WHAT TO PRODUCE
From the entries that follow, extract each line holding the string "index".

LISTING
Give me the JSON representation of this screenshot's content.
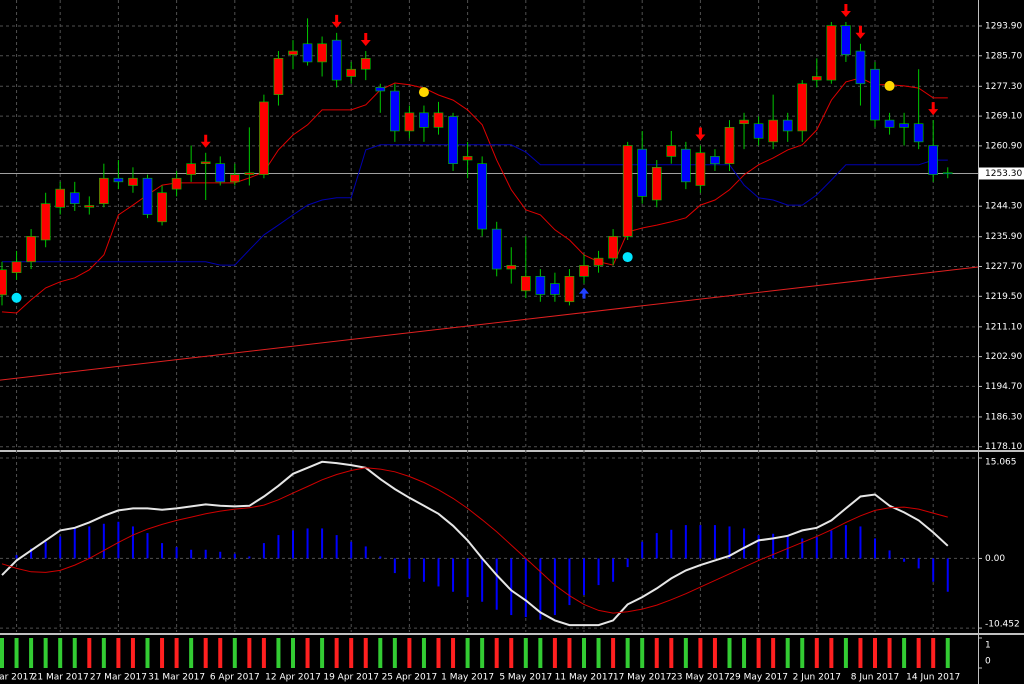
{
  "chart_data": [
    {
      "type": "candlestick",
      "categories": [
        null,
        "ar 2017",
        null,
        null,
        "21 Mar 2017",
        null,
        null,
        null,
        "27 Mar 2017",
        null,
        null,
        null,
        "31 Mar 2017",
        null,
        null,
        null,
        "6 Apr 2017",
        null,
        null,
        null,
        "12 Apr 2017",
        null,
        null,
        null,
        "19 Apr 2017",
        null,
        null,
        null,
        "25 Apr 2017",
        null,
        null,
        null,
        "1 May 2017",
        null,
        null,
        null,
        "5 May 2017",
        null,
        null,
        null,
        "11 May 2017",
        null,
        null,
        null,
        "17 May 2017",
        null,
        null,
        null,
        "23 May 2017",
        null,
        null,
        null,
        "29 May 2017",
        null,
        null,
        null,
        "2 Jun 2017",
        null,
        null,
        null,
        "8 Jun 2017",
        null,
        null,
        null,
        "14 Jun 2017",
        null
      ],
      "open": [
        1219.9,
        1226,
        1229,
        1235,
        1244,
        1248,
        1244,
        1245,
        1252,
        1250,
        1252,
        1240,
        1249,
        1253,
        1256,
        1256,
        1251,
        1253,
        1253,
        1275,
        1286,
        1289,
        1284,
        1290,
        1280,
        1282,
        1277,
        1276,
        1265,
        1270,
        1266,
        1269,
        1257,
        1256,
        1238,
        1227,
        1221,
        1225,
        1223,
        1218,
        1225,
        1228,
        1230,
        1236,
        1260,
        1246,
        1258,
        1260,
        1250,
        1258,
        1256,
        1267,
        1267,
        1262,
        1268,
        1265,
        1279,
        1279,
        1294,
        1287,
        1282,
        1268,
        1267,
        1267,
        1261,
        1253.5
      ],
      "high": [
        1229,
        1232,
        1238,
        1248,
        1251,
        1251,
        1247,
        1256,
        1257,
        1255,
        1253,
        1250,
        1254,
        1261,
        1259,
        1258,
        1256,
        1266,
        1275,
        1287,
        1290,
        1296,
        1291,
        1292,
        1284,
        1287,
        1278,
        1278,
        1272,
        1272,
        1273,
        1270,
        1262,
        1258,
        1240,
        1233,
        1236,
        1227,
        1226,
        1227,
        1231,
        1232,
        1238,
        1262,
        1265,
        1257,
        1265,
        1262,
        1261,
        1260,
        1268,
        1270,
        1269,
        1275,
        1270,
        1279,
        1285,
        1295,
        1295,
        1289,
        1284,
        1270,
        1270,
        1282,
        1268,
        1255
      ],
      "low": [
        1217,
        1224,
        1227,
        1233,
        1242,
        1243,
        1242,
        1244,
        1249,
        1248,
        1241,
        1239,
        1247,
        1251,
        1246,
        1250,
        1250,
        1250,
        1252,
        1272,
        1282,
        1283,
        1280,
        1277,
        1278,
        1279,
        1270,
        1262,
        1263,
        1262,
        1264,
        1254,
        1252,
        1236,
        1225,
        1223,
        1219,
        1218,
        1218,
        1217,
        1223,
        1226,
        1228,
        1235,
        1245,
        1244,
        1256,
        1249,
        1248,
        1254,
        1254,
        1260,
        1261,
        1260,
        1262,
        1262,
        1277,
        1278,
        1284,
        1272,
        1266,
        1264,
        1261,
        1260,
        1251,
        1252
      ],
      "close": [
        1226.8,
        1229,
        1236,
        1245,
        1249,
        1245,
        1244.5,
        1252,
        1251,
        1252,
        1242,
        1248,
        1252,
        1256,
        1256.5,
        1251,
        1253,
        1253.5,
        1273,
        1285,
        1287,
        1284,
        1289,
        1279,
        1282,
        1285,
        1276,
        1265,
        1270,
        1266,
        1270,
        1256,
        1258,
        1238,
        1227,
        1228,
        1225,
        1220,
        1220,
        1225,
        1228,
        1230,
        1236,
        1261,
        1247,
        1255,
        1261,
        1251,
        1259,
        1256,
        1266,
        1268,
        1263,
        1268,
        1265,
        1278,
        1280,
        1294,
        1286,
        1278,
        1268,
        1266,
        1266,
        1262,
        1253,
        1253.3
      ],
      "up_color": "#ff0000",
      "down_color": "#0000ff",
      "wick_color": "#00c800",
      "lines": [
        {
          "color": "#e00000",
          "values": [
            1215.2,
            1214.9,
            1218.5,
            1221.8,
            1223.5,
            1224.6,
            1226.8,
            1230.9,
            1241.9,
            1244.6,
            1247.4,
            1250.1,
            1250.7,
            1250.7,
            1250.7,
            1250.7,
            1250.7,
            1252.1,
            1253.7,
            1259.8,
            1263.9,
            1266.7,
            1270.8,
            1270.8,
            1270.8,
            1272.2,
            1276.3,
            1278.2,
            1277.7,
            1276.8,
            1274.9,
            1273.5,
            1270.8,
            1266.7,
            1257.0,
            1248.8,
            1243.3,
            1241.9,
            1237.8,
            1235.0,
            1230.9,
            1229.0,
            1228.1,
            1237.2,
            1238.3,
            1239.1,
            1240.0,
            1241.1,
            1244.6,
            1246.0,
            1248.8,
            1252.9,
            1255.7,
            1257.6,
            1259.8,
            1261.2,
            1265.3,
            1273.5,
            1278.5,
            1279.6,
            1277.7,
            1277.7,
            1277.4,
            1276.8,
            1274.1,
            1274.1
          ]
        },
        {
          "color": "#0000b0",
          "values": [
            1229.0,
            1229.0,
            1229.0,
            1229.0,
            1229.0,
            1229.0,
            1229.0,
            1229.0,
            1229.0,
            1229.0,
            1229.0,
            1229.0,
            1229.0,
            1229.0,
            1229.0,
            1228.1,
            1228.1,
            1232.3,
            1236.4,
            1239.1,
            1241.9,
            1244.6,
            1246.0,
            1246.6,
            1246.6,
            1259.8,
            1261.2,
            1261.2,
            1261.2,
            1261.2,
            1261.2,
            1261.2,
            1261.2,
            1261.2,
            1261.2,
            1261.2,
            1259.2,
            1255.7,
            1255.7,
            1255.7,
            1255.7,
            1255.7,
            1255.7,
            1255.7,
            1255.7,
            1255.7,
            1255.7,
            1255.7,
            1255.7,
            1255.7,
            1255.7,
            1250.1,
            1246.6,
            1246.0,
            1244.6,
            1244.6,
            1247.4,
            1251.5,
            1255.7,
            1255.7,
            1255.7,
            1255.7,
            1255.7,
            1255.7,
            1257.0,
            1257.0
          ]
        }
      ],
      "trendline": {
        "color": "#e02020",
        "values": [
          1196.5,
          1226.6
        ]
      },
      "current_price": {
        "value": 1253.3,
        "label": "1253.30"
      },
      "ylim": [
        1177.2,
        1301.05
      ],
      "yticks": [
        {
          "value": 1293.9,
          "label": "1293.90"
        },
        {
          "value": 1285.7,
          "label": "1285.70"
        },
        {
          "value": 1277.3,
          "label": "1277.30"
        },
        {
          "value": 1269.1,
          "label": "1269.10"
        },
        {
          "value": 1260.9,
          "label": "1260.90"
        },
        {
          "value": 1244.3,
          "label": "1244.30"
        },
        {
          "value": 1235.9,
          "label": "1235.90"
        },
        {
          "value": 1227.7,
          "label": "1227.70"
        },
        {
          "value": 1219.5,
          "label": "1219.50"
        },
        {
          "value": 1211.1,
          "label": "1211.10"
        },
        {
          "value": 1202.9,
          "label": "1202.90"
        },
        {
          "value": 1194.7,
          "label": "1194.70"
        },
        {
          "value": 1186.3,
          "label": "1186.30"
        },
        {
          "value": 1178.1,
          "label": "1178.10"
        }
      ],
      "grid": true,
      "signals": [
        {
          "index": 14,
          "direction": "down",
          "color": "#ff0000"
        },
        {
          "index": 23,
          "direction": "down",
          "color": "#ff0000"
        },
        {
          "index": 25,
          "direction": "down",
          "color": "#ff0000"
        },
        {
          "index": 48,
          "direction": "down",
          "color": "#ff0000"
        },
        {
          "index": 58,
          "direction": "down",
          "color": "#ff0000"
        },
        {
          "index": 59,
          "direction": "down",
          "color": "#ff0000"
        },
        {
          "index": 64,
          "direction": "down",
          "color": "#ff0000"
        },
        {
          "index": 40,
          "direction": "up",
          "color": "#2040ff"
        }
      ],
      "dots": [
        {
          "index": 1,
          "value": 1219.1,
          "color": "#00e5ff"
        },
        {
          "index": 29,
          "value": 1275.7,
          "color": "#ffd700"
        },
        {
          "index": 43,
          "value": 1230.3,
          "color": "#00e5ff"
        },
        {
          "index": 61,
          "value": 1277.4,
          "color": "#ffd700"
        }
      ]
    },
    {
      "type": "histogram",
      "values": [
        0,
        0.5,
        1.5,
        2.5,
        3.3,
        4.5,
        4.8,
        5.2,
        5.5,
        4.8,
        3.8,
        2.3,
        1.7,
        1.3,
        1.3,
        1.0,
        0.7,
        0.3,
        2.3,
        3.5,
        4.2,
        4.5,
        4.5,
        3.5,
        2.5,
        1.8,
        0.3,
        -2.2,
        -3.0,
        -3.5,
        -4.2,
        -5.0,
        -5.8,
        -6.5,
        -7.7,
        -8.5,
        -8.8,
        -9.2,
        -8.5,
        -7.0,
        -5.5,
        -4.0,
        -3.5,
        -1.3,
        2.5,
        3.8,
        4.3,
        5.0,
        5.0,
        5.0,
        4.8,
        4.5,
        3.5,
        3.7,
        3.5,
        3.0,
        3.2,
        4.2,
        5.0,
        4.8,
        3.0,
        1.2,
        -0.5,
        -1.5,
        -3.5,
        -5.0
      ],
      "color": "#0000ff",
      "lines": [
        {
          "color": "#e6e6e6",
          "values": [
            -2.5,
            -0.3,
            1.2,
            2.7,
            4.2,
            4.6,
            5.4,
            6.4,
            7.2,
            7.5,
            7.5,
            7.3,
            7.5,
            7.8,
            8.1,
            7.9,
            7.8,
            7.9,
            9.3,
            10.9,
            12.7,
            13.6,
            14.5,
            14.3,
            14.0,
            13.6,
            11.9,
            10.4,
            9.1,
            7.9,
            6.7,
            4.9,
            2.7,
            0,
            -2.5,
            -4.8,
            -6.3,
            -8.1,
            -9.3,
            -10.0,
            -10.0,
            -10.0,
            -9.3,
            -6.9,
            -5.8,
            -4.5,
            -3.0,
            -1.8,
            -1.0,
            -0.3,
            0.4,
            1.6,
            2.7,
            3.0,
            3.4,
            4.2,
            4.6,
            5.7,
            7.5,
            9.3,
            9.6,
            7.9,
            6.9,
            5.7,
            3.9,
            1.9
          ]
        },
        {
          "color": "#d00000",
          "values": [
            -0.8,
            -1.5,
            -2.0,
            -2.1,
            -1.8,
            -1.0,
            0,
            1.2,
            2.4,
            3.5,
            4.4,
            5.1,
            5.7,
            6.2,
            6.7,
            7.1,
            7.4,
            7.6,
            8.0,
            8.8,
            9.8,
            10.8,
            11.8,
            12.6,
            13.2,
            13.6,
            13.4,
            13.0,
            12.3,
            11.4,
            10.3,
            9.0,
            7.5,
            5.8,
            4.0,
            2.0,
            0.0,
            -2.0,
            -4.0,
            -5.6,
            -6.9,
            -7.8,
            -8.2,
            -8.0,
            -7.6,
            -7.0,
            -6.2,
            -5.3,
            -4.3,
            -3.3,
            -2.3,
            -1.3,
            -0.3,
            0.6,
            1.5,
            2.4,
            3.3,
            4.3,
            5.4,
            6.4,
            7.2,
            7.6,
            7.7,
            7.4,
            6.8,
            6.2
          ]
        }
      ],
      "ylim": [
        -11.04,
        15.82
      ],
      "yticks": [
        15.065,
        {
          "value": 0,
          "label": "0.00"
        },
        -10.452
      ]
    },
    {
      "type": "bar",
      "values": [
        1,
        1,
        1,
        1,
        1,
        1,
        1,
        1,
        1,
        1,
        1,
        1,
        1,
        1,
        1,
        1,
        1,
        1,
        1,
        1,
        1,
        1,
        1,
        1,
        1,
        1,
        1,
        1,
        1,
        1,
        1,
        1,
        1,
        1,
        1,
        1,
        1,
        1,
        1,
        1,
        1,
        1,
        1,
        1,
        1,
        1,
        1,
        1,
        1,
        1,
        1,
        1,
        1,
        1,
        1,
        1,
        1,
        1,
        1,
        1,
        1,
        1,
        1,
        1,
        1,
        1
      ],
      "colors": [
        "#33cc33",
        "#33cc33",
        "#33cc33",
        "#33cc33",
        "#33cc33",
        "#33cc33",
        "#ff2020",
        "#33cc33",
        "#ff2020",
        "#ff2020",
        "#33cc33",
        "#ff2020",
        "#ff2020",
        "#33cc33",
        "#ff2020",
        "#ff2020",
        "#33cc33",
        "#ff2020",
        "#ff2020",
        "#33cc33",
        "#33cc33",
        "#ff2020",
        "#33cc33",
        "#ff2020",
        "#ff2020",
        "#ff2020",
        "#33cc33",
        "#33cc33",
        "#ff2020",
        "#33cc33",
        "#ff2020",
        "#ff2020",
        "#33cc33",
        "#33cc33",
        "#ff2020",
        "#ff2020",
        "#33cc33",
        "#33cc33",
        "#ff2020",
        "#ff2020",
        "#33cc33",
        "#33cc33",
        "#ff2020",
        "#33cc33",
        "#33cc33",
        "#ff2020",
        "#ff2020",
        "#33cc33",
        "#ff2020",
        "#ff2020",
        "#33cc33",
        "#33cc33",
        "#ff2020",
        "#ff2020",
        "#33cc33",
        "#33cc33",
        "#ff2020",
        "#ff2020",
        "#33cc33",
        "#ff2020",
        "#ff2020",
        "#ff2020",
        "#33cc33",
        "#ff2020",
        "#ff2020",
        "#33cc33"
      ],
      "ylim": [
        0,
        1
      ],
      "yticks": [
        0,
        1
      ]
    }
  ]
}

THE RESPONSE
          "index": 14,
          "index": 23,
          "index": 25,
          "index": 48,
          "index": 58,
          "index": 59,
          "index": 64,
          "index": 40,
          "index": 1,
          "index": 29,
          "index": 43,
          "index": 61,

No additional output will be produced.